* What you have to do *
Each entry must be reproduced precisely as it stands.

Records excerpted from a collection
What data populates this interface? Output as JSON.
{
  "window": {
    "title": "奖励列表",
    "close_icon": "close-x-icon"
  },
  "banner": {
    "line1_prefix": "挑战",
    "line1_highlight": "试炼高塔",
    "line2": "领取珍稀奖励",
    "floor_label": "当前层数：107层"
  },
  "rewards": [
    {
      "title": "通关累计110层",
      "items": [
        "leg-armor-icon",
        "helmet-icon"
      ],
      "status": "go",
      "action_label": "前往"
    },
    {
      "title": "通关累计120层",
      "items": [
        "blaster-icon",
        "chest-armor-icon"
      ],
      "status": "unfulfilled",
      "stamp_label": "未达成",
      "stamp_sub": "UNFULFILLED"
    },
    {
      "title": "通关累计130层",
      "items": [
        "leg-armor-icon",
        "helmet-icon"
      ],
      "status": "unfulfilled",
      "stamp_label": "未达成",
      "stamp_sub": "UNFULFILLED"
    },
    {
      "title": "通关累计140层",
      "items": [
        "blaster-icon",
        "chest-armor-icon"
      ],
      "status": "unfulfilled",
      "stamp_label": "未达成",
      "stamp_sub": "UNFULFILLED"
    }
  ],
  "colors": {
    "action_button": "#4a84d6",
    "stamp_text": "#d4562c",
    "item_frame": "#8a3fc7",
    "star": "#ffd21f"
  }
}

* Completed exercise *
What data populates this interface? Output as JSON.
{
  "window": {
    "title": "奖励列表",
    "close_icon": "close-x-icon"
  },
  "banner": {
    "line1_prefix": "挑战",
    "line1_highlight": "试炼高塔",
    "line2": "领取珍稀奖励",
    "floor_label": "当前层数：107层"
  },
  "rewards": [
    {
      "title": "通关累计110层",
      "items": [
        "leg-armor-icon",
        "helmet-icon"
      ],
      "status": "go",
      "action_label": "前往"
    },
    {
      "title": "通关累计120层",
      "items": [
        "blaster-icon",
        "chest-armor-icon"
      ],
      "status": "unfulfilled",
      "stamp_label": "未达成",
      "stamp_sub": "UNFULFILLED"
    },
    {
      "title": "通关累计130层",
      "items": [
        "leg-armor-icon",
        "helmet-icon"
      ],
      "status": "unfulfilled",
      "stamp_label": "未达成",
      "stamp_sub": "UNFULFILLED"
    },
    {
      "title": "通关累计140层",
      "items": [
        "blaster-icon",
        "chest-armor-icon"
      ],
      "status": "unfulfilled",
      "stamp_label": "未达成",
      "stamp_sub": "UNFULFILLED"
    }
  ],
  "colors": {
    "action_button": "#4a84d6",
    "stamp_text": "#d4562c",
    "item_frame": "#8a3fc7",
    "star": "#ffd21f"
  }
}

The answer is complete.